[Data entries]

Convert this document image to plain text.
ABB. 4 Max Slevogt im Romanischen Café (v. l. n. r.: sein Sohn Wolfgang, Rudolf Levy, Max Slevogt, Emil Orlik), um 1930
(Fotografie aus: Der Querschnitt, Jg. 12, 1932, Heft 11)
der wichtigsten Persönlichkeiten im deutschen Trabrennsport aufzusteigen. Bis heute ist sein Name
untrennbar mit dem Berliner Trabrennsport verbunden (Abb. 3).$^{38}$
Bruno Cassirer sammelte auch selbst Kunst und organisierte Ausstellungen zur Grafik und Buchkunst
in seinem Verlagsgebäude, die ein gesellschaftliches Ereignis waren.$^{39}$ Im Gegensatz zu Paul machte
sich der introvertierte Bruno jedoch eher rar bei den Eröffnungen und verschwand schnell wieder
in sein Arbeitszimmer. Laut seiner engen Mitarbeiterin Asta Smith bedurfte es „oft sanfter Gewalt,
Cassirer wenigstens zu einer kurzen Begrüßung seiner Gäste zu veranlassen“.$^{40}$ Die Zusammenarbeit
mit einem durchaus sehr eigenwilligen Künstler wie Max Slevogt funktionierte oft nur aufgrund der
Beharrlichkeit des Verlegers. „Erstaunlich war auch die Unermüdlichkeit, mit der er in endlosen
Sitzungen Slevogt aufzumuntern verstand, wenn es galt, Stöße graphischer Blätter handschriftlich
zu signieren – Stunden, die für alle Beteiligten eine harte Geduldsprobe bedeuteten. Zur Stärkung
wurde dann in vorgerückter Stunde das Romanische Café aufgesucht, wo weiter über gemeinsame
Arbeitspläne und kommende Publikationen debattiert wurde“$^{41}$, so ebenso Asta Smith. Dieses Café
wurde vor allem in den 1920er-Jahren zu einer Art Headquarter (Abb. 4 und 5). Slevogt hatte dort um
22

--

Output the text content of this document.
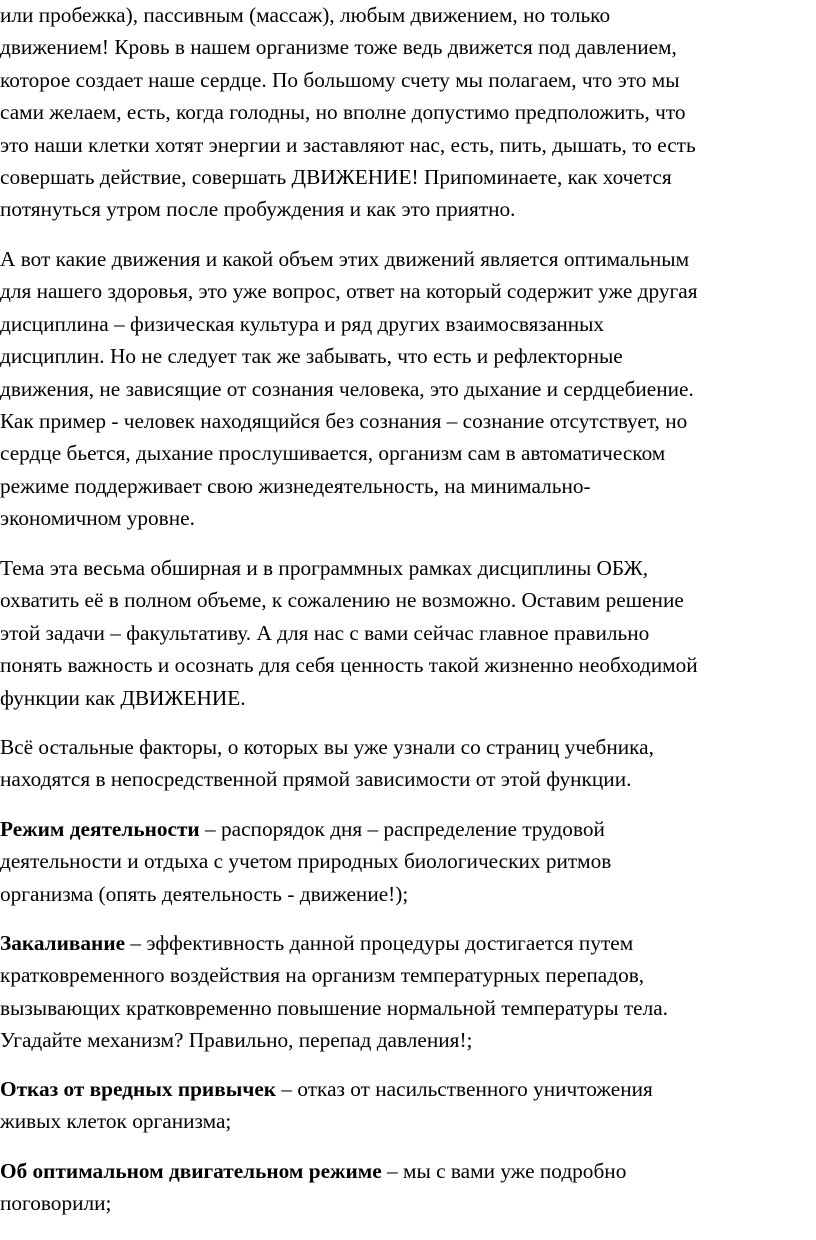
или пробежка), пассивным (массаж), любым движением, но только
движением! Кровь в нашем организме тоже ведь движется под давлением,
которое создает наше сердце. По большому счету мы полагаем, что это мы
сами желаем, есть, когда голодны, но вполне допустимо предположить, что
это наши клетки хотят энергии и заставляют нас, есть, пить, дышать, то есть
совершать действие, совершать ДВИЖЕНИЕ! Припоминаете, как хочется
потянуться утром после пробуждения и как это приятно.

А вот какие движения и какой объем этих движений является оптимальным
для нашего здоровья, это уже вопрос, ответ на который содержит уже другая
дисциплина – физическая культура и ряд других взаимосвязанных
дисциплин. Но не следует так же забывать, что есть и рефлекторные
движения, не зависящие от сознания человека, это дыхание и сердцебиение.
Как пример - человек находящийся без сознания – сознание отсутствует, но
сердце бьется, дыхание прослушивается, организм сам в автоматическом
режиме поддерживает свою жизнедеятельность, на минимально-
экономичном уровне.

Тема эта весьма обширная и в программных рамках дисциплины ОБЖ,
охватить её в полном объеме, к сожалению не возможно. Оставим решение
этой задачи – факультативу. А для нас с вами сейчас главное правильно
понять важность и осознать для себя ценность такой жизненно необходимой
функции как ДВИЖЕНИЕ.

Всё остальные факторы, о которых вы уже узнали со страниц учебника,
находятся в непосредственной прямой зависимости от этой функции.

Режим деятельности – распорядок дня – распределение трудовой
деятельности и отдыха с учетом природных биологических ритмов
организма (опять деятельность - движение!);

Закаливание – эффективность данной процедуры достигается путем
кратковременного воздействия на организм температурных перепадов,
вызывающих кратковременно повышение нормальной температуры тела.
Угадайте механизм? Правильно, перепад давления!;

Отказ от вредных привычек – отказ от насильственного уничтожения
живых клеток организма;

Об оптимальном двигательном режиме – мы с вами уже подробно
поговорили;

==

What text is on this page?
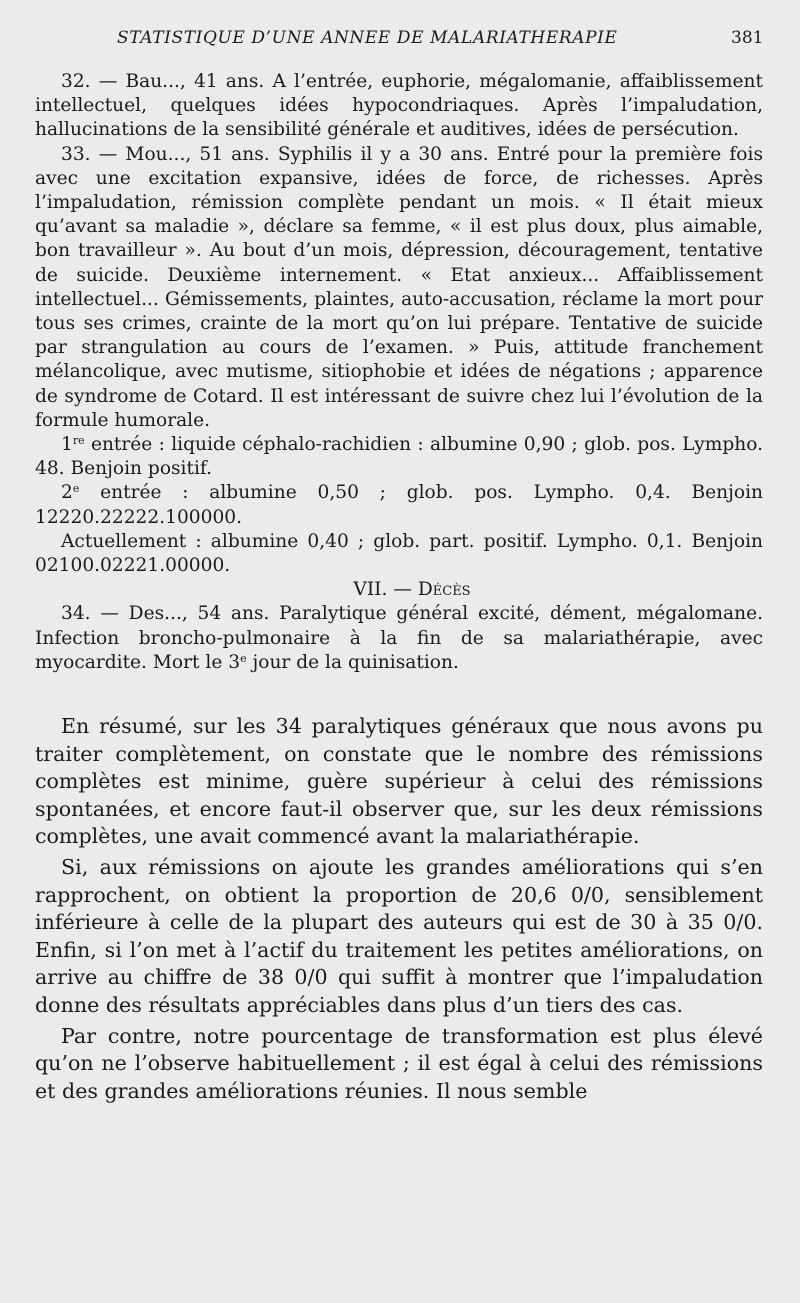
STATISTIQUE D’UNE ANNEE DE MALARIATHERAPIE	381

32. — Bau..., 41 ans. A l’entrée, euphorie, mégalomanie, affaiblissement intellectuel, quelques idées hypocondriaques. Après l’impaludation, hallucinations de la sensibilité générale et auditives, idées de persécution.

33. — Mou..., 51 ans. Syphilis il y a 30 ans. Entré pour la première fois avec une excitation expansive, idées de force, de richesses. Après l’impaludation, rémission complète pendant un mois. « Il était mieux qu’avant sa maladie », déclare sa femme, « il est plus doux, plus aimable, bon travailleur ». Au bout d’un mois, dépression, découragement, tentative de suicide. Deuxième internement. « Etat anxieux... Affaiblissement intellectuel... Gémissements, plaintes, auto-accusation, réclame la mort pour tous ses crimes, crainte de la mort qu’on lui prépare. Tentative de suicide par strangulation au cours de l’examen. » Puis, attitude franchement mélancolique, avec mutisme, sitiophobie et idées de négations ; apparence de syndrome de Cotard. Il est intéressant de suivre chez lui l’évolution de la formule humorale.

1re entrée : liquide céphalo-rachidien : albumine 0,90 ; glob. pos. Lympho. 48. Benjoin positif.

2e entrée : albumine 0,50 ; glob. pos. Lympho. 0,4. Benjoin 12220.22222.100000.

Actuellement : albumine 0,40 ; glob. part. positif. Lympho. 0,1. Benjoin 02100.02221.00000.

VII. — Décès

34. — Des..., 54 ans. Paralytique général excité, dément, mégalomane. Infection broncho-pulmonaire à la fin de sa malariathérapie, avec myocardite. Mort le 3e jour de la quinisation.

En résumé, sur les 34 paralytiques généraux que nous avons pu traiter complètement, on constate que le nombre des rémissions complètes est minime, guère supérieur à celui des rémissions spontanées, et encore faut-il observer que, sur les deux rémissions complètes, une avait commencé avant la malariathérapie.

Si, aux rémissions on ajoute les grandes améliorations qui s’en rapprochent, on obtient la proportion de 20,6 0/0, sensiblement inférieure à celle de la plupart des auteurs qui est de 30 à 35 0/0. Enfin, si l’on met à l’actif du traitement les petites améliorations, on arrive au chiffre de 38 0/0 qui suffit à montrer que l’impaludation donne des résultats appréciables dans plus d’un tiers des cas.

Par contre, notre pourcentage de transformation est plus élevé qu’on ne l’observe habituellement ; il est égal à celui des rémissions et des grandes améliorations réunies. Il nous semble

Task requirements: Track down every line holding the string "auch" and copy it.

Problem solution:
Bruno Cassirer sammelte auch selbst Kunst und organisierte Ausstellungen zur Grafik und Buchkunst
Beharrlichkeit des Verlegers. „Erstaunlich war auch die Unermüdlichkeit, mit der er in endlosen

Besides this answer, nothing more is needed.